Data items:
--- Start ---

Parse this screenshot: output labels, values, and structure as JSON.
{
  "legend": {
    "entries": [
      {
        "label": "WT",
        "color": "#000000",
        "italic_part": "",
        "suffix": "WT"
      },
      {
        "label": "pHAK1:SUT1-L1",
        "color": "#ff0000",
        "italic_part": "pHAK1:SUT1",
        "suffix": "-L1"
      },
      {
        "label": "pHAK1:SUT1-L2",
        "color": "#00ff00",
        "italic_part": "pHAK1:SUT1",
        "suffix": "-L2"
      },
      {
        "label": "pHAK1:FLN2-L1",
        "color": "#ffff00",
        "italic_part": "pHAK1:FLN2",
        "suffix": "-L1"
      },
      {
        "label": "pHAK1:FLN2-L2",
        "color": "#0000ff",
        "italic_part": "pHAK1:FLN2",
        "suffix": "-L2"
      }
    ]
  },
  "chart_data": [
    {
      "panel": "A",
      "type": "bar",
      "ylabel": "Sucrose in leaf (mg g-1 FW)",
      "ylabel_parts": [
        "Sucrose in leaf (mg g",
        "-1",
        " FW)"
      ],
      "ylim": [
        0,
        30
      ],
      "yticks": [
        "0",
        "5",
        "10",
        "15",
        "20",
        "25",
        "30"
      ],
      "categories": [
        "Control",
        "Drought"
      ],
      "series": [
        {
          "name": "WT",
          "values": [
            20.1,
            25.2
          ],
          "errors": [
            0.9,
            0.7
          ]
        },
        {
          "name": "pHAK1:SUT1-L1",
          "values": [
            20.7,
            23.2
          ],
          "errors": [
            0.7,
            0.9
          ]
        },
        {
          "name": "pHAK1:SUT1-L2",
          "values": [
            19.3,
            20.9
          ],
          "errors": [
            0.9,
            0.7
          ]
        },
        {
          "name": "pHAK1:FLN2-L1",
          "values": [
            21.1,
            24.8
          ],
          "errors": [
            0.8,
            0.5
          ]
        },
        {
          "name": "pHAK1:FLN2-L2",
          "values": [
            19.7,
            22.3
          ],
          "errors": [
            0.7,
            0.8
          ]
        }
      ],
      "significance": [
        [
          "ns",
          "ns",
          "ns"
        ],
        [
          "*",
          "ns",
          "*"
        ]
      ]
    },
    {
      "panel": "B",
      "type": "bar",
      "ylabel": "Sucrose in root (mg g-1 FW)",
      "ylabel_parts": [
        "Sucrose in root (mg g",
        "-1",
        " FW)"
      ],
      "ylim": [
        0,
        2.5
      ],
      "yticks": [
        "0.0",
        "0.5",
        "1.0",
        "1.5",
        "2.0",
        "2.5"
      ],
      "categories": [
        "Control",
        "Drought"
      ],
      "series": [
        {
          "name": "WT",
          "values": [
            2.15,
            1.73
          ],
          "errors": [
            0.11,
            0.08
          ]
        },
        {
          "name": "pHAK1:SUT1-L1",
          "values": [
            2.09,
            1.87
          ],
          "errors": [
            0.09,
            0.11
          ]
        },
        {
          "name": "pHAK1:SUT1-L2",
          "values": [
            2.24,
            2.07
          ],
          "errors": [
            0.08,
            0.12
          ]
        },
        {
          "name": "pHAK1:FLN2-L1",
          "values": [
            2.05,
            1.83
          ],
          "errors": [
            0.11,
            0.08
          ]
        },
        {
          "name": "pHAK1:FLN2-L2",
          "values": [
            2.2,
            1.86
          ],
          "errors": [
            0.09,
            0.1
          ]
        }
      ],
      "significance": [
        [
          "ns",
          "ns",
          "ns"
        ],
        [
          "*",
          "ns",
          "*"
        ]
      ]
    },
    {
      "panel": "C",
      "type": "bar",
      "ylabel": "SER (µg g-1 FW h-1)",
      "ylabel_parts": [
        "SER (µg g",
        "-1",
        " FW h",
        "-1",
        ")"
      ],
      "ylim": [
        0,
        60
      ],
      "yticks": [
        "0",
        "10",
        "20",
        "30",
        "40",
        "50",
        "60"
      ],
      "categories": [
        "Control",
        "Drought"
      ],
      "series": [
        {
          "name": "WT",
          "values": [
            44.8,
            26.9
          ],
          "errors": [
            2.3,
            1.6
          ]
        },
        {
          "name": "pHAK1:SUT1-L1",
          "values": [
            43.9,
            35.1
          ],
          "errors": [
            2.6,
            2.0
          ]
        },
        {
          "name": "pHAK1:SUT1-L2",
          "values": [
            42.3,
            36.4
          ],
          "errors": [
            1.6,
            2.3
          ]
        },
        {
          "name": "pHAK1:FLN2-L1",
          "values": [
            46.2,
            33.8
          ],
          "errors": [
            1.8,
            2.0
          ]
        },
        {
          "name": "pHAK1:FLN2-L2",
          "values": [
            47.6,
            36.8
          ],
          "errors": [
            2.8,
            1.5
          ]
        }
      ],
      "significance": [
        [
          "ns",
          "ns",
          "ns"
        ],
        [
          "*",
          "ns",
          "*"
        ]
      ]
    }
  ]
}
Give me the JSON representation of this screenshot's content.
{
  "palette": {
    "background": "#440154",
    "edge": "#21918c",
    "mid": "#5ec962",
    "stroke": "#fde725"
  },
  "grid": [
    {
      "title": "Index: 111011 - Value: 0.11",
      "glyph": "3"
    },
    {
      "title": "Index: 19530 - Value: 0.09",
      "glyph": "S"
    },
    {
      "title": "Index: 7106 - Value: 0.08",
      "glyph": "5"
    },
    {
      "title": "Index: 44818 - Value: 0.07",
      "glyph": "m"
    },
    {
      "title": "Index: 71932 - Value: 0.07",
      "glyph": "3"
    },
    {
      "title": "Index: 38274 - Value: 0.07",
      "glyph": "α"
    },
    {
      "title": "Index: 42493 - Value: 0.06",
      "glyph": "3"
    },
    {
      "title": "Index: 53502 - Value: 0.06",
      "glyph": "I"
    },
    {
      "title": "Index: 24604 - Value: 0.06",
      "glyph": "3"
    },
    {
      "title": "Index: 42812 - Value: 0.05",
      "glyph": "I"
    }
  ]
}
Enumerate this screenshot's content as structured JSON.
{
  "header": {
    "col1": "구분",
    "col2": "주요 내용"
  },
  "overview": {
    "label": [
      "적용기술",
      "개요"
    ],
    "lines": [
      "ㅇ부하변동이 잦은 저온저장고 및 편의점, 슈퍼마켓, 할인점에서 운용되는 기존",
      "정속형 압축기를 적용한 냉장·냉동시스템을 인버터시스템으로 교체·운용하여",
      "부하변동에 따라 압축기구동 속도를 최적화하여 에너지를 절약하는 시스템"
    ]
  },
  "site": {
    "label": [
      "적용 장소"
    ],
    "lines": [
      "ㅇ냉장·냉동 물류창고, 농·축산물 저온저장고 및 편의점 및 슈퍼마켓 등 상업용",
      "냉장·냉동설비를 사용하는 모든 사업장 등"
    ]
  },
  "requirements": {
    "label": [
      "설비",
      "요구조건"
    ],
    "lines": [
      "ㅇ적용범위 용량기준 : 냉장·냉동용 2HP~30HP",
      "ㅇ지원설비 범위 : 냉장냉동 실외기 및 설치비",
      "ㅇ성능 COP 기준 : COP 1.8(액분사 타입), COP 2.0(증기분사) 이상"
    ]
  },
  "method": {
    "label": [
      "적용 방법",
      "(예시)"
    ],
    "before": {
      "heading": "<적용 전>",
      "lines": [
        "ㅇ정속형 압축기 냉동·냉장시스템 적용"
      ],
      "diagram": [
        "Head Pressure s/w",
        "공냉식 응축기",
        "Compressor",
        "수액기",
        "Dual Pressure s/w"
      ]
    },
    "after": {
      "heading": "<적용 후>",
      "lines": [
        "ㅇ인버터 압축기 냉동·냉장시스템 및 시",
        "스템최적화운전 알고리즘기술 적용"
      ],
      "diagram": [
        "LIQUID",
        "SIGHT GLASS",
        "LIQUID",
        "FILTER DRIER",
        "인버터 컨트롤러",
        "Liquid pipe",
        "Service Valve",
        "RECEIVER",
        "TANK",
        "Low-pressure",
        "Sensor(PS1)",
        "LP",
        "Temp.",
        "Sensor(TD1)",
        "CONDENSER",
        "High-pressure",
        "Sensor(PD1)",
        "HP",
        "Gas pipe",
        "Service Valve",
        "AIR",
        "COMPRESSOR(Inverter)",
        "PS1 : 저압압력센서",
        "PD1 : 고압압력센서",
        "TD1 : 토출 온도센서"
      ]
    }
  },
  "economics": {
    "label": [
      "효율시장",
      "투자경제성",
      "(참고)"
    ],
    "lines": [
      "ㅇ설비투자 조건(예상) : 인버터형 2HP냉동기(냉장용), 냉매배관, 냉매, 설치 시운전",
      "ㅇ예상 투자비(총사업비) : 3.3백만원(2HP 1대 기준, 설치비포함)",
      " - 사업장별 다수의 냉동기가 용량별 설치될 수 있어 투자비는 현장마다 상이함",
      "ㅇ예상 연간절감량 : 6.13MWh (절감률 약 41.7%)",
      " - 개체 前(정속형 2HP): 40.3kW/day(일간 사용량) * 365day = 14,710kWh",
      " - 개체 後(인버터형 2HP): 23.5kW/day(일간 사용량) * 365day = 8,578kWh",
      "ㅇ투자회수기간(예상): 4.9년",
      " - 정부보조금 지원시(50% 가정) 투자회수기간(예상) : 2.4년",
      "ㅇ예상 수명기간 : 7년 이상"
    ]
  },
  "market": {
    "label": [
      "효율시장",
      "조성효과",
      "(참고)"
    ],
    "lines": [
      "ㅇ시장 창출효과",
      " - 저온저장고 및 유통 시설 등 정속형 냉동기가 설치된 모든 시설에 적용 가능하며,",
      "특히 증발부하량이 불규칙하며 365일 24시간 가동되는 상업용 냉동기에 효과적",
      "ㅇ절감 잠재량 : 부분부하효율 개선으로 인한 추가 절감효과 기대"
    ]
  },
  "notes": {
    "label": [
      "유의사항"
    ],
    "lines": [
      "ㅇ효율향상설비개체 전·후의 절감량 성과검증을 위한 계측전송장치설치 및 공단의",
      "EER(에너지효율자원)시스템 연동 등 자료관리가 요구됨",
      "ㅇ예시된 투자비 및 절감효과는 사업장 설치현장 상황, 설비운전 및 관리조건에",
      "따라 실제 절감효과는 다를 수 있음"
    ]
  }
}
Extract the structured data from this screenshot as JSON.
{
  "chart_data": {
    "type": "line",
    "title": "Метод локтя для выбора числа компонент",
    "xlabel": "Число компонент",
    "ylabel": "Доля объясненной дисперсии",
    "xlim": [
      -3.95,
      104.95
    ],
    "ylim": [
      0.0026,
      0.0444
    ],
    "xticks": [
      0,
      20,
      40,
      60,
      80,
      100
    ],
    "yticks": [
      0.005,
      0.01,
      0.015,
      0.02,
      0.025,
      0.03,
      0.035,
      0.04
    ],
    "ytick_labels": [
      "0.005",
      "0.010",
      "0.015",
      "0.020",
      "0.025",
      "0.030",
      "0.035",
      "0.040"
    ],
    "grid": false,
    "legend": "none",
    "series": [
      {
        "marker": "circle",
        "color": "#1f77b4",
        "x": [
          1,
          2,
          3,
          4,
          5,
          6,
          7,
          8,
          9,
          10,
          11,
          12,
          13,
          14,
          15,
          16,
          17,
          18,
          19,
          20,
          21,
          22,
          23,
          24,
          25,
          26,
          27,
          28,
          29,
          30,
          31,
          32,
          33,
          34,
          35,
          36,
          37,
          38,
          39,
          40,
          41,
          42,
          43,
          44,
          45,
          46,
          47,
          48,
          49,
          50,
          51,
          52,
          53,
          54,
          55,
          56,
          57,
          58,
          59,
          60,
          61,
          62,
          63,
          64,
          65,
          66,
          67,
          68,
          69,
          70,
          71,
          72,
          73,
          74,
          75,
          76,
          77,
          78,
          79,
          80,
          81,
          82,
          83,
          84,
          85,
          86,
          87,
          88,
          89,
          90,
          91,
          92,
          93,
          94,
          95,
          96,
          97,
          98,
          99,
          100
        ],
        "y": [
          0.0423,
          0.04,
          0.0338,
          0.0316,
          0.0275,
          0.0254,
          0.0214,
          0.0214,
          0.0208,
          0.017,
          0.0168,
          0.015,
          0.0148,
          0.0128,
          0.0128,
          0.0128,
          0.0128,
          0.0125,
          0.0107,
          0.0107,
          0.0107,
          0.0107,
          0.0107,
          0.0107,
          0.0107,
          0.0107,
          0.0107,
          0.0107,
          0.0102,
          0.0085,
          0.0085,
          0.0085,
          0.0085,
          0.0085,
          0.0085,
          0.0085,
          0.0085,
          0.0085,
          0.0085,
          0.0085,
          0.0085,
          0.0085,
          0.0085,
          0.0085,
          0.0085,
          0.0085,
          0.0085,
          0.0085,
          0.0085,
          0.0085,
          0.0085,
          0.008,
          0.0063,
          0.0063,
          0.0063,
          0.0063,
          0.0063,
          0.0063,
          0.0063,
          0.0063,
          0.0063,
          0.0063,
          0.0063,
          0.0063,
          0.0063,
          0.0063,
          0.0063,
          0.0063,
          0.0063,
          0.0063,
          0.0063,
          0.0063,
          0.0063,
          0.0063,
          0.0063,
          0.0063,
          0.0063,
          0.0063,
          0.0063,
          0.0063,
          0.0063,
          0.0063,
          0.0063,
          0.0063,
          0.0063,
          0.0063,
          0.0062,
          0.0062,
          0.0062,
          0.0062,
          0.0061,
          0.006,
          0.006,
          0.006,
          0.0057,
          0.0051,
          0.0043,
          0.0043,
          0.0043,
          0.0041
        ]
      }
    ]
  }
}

--- End ---

** Stated goal **
Locate all lines in the listing above with the word "structured". Copy them.

** Answer to the problem **
Enumerate this screenshot's content as structured JSON.
Extract the structured data from this screenshot as JSON.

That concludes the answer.